What you have to do:
Arrange the lines of the records as a Markdown table with the columns Row and Line, numbering each row and leaving out blank lines. Include only the lines from the one containing "y-axis-label-line-2: (PDD) xyxy=(26,150,73,169)" through the one containing "y-ticks: 50% 100% xyxy=(142,78,215,245)", both ends included.

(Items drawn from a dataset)
--- Start ---

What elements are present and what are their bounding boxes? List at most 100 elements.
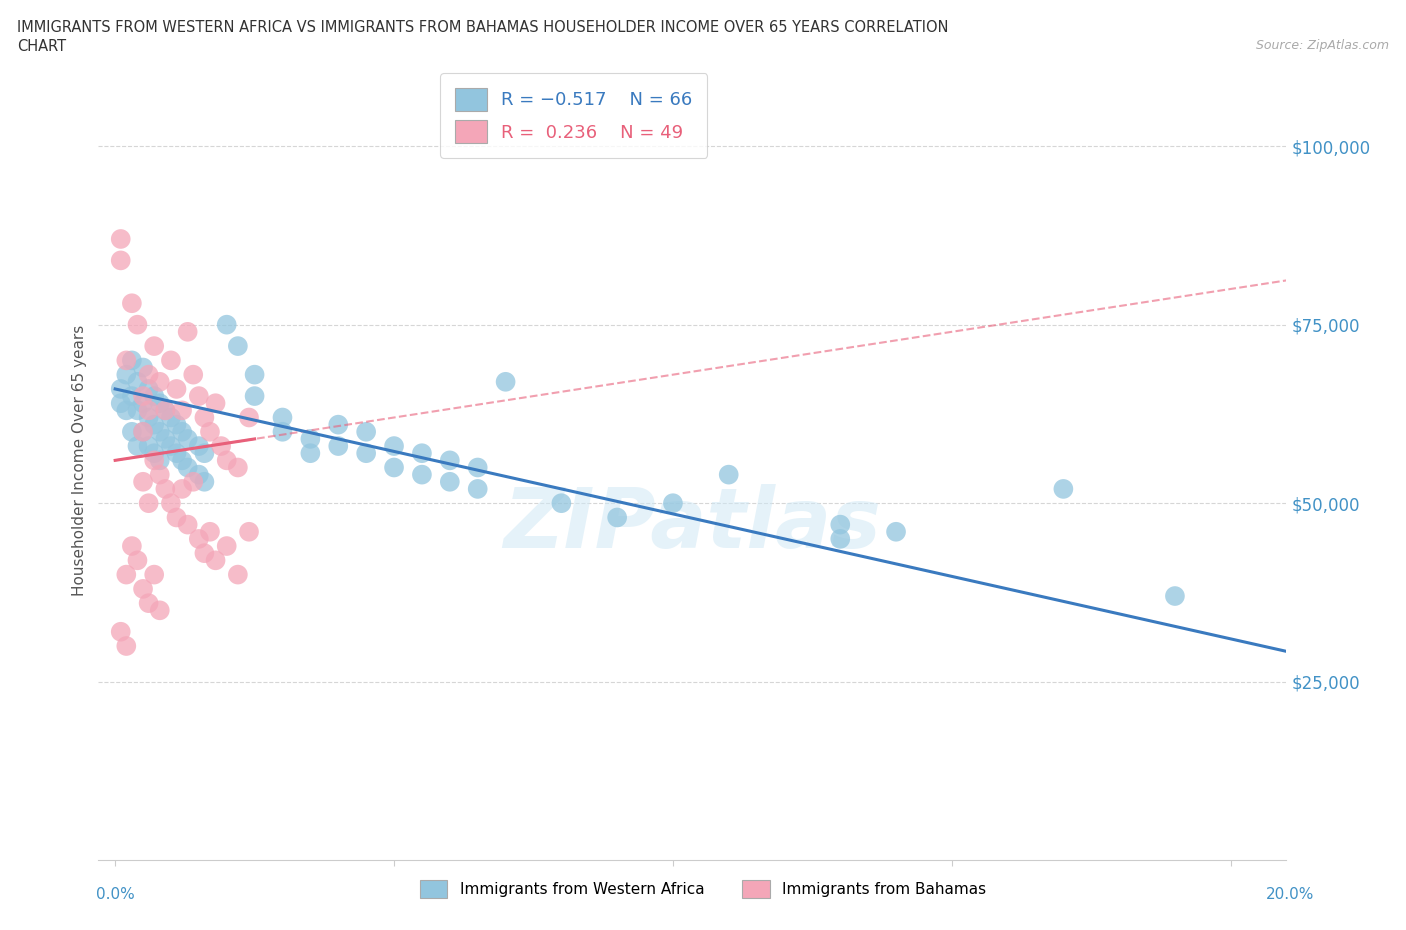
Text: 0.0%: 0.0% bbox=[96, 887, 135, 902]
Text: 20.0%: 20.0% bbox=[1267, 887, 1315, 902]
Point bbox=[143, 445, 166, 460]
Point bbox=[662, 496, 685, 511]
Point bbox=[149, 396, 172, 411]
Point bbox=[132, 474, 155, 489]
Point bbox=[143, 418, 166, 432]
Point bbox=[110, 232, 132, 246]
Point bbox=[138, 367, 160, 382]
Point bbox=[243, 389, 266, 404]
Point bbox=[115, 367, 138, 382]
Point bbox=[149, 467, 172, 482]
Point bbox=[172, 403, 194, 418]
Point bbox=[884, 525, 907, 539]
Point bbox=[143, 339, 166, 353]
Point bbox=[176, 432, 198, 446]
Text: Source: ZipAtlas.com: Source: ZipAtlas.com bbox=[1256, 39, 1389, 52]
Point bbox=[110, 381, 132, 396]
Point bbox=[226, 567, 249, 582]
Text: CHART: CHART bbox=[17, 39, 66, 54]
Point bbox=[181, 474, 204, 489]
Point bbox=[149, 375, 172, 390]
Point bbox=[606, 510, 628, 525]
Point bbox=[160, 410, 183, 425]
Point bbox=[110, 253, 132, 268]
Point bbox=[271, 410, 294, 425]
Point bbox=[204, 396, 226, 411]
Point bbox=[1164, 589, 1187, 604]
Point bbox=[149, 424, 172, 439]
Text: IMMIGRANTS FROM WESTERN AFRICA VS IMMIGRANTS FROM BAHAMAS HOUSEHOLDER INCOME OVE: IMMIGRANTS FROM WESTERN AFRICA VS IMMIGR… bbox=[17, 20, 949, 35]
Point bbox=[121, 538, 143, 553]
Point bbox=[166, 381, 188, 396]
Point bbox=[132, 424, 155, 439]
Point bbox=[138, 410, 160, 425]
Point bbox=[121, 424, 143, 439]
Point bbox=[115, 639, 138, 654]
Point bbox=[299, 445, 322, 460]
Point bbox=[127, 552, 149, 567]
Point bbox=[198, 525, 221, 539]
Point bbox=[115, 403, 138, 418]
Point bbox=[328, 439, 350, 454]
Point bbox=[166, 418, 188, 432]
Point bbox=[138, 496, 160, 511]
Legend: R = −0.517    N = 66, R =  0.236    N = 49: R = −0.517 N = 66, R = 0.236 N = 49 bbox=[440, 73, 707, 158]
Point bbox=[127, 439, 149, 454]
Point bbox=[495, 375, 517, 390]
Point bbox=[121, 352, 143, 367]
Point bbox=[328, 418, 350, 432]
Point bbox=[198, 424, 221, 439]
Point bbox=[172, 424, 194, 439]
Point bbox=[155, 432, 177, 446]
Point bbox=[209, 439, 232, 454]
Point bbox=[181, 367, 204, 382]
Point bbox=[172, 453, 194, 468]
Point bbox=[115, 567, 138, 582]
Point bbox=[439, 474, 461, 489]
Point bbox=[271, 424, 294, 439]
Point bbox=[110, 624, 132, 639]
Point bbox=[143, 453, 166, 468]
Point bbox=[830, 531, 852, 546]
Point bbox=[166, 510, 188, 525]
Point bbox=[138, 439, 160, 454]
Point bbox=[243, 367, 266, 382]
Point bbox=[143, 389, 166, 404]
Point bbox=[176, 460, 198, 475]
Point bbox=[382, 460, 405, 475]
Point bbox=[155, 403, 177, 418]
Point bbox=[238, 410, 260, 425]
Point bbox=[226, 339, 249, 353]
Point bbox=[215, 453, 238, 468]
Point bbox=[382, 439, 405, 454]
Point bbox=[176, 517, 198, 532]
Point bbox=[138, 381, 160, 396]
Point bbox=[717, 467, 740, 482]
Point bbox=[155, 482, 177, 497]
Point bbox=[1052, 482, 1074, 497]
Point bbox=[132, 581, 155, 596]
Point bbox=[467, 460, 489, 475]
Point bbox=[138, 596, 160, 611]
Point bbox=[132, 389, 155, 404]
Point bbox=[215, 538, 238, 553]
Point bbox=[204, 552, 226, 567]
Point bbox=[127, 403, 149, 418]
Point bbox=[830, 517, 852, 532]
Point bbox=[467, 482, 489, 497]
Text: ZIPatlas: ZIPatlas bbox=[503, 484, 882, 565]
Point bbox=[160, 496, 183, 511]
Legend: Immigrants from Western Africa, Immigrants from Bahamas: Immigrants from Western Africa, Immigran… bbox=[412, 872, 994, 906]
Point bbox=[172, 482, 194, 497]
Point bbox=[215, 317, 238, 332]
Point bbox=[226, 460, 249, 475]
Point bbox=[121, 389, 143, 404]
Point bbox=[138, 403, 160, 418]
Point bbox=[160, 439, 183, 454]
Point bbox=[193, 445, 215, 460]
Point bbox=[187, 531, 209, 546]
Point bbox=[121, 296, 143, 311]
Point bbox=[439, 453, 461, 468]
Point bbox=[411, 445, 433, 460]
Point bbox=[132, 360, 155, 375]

--- End ---
--- Start ---

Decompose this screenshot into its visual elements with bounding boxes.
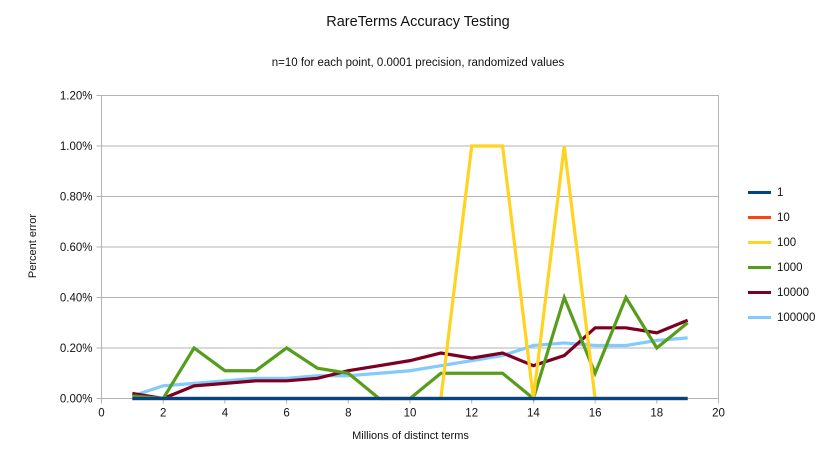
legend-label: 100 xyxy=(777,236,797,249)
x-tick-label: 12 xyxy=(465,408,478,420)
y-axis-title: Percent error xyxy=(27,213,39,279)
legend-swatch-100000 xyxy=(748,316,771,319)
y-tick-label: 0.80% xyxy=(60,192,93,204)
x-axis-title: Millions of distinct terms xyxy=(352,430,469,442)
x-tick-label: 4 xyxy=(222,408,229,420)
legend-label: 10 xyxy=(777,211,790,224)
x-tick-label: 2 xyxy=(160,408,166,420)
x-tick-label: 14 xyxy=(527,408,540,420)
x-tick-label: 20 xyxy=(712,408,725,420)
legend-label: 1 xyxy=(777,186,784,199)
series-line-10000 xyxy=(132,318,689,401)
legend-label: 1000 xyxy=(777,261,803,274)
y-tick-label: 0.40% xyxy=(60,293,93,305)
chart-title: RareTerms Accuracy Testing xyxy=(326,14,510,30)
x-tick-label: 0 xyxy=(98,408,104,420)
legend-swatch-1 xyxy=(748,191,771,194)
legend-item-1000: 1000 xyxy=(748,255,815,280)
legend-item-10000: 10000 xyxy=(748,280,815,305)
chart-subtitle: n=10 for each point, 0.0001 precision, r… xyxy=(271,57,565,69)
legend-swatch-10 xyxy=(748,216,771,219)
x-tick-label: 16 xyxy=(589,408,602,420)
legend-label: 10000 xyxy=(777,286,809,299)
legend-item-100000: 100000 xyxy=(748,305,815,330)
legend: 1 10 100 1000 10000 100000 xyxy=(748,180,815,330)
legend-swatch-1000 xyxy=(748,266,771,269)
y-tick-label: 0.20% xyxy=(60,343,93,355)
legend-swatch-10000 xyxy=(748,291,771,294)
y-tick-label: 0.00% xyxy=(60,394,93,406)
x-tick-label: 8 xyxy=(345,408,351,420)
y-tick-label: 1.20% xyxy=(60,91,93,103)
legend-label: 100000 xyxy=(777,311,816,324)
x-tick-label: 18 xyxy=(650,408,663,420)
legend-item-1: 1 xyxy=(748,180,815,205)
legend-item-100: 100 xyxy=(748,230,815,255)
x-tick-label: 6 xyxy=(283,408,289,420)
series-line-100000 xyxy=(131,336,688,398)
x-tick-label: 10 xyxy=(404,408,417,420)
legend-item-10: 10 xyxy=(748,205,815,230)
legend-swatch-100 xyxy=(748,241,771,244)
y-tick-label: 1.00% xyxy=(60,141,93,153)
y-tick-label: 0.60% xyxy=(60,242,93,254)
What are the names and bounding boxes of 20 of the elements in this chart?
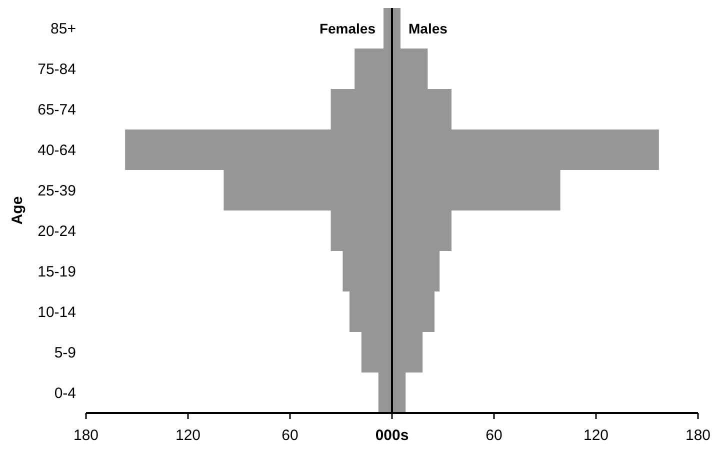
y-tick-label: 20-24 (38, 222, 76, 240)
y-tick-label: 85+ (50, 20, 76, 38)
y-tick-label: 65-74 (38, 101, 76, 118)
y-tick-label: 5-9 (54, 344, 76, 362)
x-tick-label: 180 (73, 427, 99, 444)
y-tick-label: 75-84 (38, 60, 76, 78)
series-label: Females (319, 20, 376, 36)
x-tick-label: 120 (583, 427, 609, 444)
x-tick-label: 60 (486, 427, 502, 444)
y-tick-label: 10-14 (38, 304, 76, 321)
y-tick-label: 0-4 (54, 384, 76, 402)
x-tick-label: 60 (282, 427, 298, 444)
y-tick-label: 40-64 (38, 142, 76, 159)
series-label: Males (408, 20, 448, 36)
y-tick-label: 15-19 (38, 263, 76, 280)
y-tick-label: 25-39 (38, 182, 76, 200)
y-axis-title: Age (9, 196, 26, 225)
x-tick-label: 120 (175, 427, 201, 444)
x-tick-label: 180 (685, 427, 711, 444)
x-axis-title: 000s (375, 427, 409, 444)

--- End ---
--- Start ---

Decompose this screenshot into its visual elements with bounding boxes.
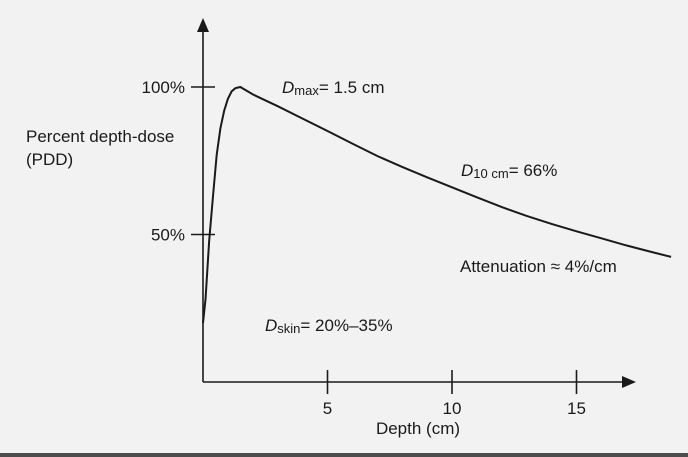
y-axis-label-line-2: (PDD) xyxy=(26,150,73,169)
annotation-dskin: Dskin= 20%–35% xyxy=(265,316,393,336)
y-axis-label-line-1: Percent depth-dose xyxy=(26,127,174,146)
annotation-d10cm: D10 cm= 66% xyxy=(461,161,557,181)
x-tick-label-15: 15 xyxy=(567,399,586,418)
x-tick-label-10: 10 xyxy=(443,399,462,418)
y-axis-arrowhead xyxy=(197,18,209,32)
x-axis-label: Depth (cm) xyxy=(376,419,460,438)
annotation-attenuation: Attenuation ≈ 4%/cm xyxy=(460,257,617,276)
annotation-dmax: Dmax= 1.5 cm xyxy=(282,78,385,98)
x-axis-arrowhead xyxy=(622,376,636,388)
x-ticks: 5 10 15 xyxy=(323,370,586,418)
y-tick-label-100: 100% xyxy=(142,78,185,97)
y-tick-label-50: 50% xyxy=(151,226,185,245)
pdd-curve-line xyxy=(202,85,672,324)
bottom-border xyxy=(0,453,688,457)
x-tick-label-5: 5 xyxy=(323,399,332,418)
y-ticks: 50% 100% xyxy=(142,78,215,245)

--- End ---

Result for this task:
| Row | Line |
|---|---|
| 1 | y-axis-label-line-2: (PDD) xyxy=(26,150,73,169) |
| 2 | annotation-dskin: Dskin= 20%–35% xyxy=(265,316,393,336) |
| 3 | y-axis-label-line-1: Percent depth-dose xyxy=(26,127,174,146) |
| 4 | annotation-d10cm: D10 cm= 66% xyxy=(461,161,557,181) |
| 5 | x-tick-label-15: 15 xyxy=(567,399,586,418) |
| 6 | x-tick-label-10: 10 xyxy=(443,399,462,418) |
| 7 | y-axis-arrowhead xyxy=(197,18,209,32) |
| 8 | x-axis-label: Depth (cm) xyxy=(376,419,460,438) |
| 9 | annotation-attenuation: Attenuation ≈ 4%/cm xyxy=(460,257,617,276) |
| 10 | annotation-dmax: Dmax= 1.5 cm xyxy=(282,78,385,98) |
| 11 | x-axis-arrowhead xyxy=(622,376,636,388) |
| 12 | x-ticks: 5 10 15 xyxy=(323,370,586,418) |
| 13 | y-tick-label-100: 100% xyxy=(142,78,185,97) |
| 14 | y-tick-label-50: 50% xyxy=(151,226,185,245) |
| 15 | pdd-curve-line xyxy=(202,85,672,324) |
| 16 | bottom-border xyxy=(0,453,688,457) |
| 17 | x-tick-label-5: 5 xyxy=(323,399,332,418) |
| 18 | y-ticks: 50% 100% xyxy=(142,78,215,245) |